(Dataset records)

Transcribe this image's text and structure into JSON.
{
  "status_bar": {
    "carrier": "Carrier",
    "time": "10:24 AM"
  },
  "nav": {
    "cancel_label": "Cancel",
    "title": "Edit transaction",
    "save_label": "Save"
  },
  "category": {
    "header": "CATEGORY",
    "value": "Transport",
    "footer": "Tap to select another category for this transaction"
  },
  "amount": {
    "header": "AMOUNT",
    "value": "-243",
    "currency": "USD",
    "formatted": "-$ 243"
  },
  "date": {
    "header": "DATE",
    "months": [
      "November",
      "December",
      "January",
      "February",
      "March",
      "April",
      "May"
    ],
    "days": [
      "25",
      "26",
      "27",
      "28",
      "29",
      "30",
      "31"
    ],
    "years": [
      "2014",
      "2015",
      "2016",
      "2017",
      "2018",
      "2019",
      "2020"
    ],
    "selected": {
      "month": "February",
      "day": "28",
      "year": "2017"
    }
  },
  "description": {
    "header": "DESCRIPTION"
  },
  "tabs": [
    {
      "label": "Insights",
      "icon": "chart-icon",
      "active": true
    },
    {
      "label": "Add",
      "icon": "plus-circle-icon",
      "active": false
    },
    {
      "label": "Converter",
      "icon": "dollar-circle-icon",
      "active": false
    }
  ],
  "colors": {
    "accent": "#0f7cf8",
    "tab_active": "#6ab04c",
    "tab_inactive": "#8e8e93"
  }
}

### CHALLENGE
Your task is to quote all of the data word for word.

### COMPLETED TASK
Transcribe this image's text and structure into JSON.
{
  "status_bar": {
    "carrier": "Carrier",
    "time": "10:24 AM"
  },
  "nav": {
    "cancel_label": "Cancel",
    "title": "Edit transaction",
    "save_label": "Save"
  },
  "category": {
    "header": "CATEGORY",
    "value": "Transport",
    "footer": "Tap to select another category for this transaction"
  },
  "amount": {
    "header": "AMOUNT",
    "value": "-243",
    "currency": "USD",
    "formatted": "-$ 243"
  },
  "date": {
    "header": "DATE",
    "months": [
      "November",
      "December",
      "January",
      "February",
      "March",
      "April",
      "May"
    ],
    "days": [
      "25",
      "26",
      "27",
      "28",
      "29",
      "30",
      "31"
    ],
    "years": [
      "2014",
      "2015",
      "2016",
      "2017",
      "2018",
      "2019",
      "2020"
    ],
    "selected": {
      "month": "February",
      "day": "28",
      "year": "2017"
    }
  },
  "description": {
    "header": "DESCRIPTION"
  },
  "tabs": [
    {
      "label": "Insights",
      "icon": "chart-icon",
      "active": true
    },
    {
      "label": "Add",
      "icon": "plus-circle-icon",
      "active": false
    },
    {
      "label": "Converter",
      "icon": "dollar-circle-icon",
      "active": false
    }
  ],
  "colors": {
    "accent": "#0f7cf8",
    "tab_active": "#6ab04c",
    "tab_inactive": "#8e8e93"
  }
}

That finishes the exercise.